* BEGIN DATA RECORDS *
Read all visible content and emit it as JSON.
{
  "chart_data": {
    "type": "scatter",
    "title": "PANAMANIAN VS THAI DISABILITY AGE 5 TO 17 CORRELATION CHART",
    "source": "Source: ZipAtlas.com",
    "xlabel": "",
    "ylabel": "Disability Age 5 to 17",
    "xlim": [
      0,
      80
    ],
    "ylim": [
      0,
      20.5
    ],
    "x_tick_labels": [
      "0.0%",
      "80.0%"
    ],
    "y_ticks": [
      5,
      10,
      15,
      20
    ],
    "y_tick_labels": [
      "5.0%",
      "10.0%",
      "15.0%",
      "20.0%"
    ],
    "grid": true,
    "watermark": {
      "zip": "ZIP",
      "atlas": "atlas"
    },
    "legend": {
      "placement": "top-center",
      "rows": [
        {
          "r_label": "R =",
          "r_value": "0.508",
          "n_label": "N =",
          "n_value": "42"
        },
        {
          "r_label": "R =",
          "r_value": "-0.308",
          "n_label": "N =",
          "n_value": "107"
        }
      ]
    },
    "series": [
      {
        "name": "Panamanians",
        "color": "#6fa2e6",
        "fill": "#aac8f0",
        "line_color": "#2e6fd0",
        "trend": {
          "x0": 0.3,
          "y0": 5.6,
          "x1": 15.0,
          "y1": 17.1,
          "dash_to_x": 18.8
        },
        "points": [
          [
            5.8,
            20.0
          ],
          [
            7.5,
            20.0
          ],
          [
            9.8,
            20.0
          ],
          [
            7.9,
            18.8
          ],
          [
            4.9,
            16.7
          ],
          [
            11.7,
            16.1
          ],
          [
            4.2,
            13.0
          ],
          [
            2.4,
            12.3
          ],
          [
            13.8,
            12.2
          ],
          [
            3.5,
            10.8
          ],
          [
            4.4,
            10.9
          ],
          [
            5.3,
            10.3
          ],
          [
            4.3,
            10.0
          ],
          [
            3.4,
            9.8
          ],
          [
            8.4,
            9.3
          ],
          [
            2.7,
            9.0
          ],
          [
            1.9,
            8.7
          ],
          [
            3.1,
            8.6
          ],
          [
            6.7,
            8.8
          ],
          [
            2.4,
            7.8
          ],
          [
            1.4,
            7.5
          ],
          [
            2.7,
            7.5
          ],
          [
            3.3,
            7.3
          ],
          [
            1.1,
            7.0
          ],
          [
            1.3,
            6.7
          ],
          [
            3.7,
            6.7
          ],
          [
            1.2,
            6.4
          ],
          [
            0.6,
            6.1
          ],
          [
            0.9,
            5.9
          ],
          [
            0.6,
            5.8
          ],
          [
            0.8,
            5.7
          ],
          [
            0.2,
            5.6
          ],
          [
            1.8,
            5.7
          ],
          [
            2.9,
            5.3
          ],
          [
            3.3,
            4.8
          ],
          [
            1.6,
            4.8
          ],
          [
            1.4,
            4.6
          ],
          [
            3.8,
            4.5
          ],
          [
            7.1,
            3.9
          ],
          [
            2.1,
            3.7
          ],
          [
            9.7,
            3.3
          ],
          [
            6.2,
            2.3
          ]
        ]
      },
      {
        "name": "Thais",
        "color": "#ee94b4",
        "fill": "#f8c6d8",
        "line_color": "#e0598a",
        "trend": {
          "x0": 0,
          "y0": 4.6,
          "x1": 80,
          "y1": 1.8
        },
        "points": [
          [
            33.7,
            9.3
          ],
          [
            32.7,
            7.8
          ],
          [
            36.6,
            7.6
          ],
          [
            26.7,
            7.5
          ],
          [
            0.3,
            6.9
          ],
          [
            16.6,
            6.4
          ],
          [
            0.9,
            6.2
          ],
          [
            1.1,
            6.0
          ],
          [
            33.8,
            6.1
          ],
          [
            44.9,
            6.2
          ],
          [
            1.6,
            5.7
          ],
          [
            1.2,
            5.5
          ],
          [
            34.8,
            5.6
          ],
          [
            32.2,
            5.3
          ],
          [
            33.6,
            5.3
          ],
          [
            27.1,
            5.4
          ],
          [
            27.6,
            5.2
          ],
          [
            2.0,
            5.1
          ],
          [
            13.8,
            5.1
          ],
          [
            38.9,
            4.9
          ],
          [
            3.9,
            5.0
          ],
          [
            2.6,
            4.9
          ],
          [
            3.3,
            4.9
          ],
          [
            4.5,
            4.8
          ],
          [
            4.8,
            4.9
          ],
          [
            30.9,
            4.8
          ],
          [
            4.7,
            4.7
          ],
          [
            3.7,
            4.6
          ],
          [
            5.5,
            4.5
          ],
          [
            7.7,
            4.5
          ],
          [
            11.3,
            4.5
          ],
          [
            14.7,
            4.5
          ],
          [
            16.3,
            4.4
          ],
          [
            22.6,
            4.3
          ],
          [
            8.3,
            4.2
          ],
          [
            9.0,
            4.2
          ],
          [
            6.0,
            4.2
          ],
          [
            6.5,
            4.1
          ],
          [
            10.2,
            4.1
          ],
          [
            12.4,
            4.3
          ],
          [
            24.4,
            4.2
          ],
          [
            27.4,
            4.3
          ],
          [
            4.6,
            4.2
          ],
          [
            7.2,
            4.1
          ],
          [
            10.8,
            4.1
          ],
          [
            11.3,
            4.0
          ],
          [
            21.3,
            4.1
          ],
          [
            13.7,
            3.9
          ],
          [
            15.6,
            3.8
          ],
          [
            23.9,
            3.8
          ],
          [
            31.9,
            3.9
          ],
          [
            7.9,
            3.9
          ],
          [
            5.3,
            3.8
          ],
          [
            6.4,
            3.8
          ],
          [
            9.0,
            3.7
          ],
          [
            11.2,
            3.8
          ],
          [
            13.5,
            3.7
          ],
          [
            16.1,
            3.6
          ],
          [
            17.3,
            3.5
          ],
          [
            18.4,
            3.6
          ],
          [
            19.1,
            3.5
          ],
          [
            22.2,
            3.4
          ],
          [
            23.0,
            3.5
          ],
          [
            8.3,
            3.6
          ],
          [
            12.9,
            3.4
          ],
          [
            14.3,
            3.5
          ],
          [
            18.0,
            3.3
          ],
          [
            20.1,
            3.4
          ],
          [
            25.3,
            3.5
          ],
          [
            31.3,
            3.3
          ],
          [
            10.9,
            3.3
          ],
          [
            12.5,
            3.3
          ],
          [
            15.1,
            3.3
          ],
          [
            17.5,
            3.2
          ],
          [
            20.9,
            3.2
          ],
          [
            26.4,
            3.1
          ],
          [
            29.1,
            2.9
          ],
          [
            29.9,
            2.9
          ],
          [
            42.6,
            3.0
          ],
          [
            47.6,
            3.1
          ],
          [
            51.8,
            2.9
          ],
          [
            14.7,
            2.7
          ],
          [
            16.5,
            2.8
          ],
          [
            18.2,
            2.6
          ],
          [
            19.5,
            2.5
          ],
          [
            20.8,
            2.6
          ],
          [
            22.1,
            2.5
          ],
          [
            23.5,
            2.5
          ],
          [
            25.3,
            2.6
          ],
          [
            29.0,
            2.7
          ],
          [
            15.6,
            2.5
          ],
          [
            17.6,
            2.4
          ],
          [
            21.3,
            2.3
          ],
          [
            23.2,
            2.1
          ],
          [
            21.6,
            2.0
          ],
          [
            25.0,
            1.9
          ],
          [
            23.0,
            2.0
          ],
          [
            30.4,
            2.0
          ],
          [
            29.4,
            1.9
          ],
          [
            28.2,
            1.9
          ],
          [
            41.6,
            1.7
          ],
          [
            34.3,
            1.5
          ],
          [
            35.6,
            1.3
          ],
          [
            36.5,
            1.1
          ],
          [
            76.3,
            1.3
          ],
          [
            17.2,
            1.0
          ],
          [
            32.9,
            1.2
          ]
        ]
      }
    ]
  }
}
* END DATA RECORDS *
* BEGIN DATA RECORDS *
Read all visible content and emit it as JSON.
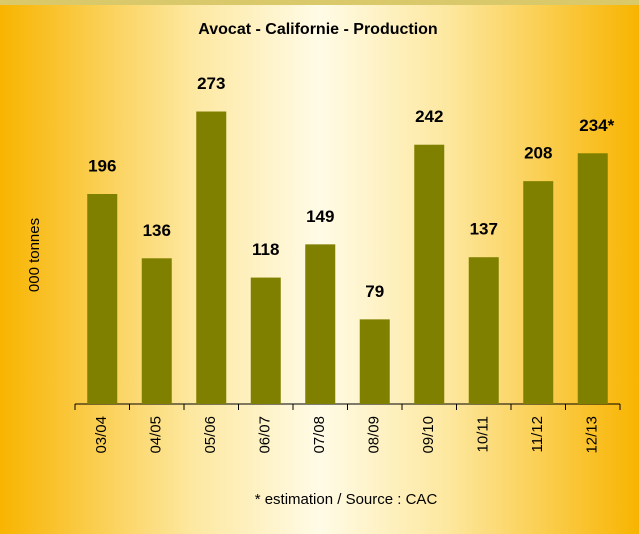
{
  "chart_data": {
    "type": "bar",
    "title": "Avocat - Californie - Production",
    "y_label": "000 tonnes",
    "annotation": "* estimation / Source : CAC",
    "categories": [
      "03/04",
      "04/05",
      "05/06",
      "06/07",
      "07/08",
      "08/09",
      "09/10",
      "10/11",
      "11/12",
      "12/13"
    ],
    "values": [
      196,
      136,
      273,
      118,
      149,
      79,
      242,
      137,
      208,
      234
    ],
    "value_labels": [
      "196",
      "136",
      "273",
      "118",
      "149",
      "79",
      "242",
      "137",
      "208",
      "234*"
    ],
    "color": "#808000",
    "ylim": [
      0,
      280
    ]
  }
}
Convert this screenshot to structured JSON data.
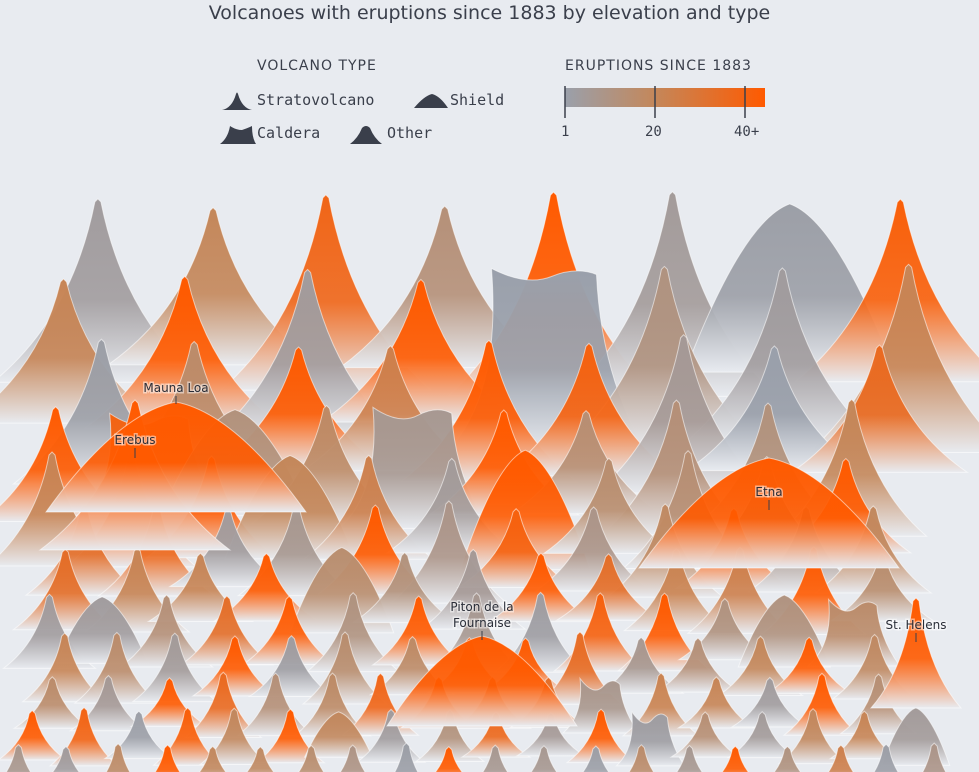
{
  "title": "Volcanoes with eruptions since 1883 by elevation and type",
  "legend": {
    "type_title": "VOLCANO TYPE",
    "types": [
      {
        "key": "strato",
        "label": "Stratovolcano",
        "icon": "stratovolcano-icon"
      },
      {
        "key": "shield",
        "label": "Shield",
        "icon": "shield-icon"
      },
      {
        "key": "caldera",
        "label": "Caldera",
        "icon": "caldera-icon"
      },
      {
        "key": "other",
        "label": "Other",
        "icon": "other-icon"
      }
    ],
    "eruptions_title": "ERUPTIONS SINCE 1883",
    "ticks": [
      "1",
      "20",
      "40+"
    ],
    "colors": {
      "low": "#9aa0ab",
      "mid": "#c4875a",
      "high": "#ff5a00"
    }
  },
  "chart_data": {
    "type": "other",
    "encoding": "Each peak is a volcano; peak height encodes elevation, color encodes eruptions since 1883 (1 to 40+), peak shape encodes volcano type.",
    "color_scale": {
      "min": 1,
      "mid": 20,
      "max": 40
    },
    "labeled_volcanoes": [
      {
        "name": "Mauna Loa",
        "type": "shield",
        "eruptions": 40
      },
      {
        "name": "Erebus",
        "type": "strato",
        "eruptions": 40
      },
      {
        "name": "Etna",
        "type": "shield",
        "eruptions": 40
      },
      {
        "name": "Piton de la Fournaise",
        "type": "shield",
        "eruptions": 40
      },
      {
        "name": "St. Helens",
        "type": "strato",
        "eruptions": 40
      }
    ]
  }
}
* END DATA RECORDS *
* BEGIN DATA RECORDS *
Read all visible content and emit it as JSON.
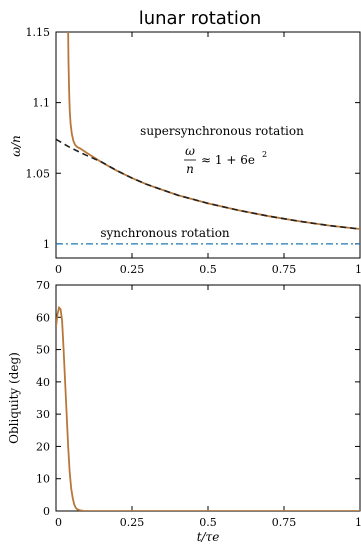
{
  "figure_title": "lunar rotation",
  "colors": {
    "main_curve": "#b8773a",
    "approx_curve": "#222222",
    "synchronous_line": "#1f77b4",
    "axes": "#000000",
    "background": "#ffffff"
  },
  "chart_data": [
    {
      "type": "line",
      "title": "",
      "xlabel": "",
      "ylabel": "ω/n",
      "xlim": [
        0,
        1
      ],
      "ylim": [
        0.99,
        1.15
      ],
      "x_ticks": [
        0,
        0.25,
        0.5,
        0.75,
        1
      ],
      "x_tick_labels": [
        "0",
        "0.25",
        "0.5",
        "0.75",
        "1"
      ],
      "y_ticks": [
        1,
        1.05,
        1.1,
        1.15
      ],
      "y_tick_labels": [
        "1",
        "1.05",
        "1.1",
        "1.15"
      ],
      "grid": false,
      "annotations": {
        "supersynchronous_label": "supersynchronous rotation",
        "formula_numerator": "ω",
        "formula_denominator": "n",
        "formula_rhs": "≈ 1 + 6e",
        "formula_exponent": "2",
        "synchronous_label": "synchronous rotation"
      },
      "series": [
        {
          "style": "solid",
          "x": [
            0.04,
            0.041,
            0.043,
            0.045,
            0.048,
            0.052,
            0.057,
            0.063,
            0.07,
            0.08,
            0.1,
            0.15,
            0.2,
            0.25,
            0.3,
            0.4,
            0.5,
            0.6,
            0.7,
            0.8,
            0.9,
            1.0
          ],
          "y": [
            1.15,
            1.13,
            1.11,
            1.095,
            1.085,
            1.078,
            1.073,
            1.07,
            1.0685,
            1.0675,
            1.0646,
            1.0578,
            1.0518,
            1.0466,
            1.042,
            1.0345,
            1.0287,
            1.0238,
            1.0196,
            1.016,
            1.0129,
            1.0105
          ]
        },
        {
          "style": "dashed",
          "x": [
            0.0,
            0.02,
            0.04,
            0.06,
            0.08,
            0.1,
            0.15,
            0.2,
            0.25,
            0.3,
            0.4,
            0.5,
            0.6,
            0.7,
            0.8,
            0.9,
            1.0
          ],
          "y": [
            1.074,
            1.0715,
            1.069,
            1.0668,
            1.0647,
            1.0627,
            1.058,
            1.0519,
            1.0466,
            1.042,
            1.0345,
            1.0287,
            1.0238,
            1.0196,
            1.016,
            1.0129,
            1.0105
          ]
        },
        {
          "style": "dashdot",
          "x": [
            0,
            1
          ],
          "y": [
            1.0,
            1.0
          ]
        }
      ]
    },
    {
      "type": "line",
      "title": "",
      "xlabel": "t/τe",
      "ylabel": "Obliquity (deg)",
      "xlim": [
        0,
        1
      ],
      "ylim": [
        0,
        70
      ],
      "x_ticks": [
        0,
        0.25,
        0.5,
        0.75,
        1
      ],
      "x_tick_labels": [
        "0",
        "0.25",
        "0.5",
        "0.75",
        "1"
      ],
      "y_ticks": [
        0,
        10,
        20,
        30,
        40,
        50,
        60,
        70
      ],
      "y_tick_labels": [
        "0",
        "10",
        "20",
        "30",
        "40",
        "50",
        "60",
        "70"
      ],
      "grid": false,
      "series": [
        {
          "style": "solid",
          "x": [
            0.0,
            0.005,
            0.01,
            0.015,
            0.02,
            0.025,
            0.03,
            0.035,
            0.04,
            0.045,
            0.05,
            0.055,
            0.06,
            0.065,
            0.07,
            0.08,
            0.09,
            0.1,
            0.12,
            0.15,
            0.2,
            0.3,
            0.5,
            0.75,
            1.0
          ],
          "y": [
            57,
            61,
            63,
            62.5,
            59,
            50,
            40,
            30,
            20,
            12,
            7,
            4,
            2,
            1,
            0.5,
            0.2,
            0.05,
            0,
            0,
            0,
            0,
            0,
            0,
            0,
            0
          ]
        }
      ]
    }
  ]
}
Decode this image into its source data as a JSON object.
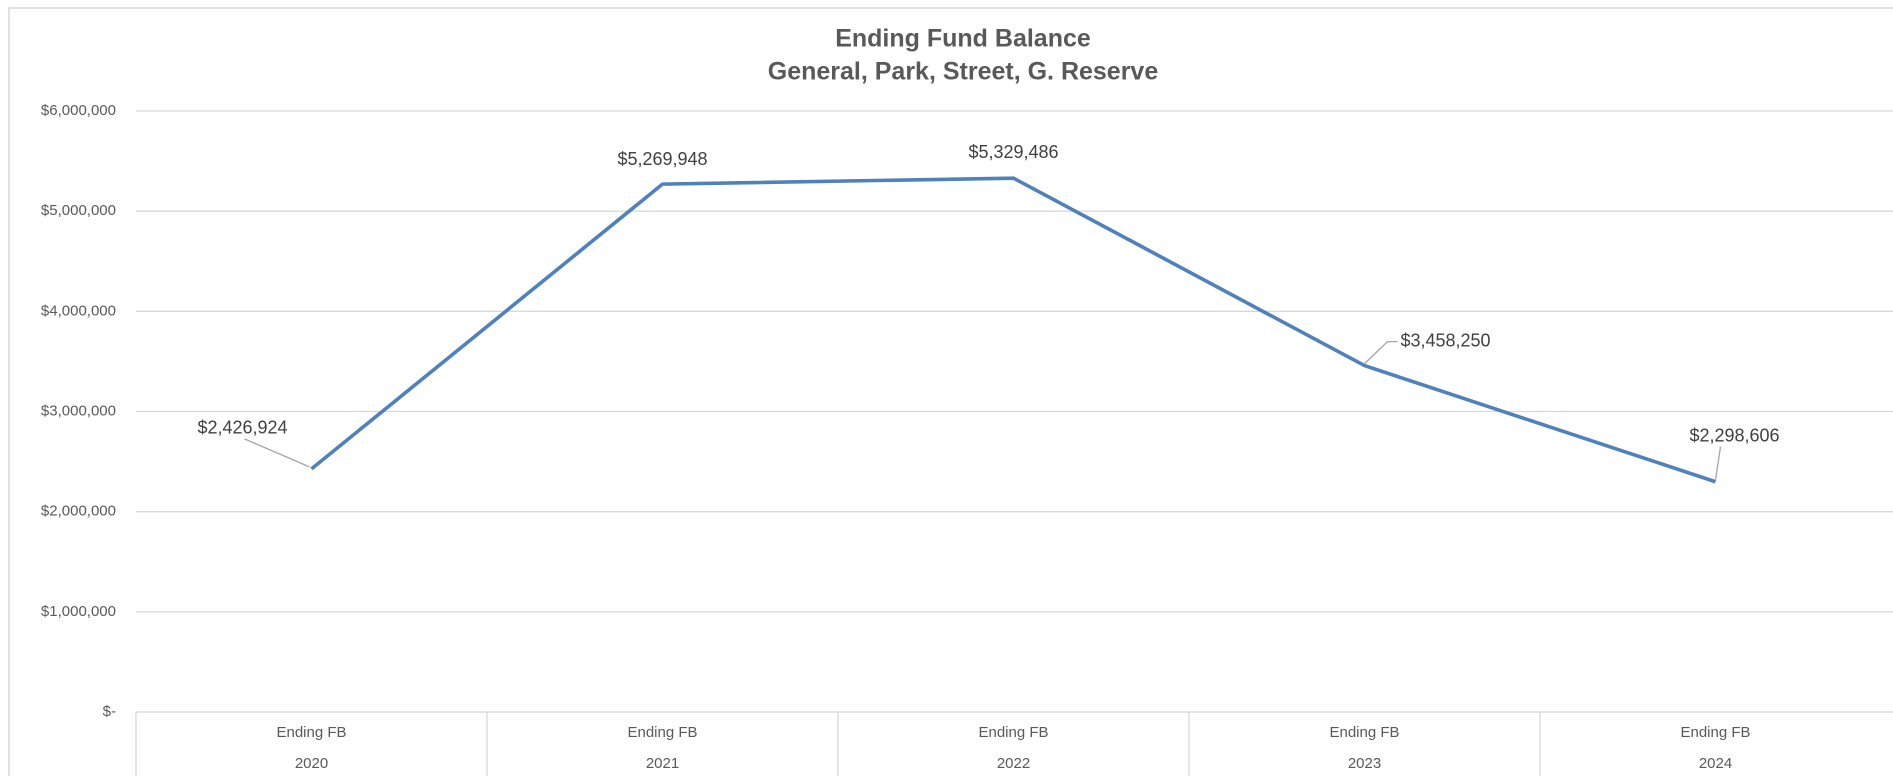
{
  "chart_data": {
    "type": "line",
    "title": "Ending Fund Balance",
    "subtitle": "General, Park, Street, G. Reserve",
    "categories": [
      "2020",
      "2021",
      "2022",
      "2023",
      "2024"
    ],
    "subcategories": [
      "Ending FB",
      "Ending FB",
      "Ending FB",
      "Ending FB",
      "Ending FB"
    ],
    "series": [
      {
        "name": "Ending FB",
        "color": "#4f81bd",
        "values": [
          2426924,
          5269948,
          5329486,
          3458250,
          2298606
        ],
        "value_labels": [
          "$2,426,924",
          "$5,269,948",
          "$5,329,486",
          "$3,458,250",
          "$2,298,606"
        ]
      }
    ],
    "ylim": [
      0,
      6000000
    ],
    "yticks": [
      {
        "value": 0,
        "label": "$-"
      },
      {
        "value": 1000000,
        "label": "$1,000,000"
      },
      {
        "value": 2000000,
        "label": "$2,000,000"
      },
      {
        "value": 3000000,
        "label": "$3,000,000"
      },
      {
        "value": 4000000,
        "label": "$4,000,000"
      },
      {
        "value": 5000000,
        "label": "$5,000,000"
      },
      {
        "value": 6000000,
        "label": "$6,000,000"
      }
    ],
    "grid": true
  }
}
* END DATA RECORDS *
• WORK TO COMPLETE
Tally the lines above that contain the word "icon", and reply with only the number.

• SOLUTION TO THE EXERCISE
4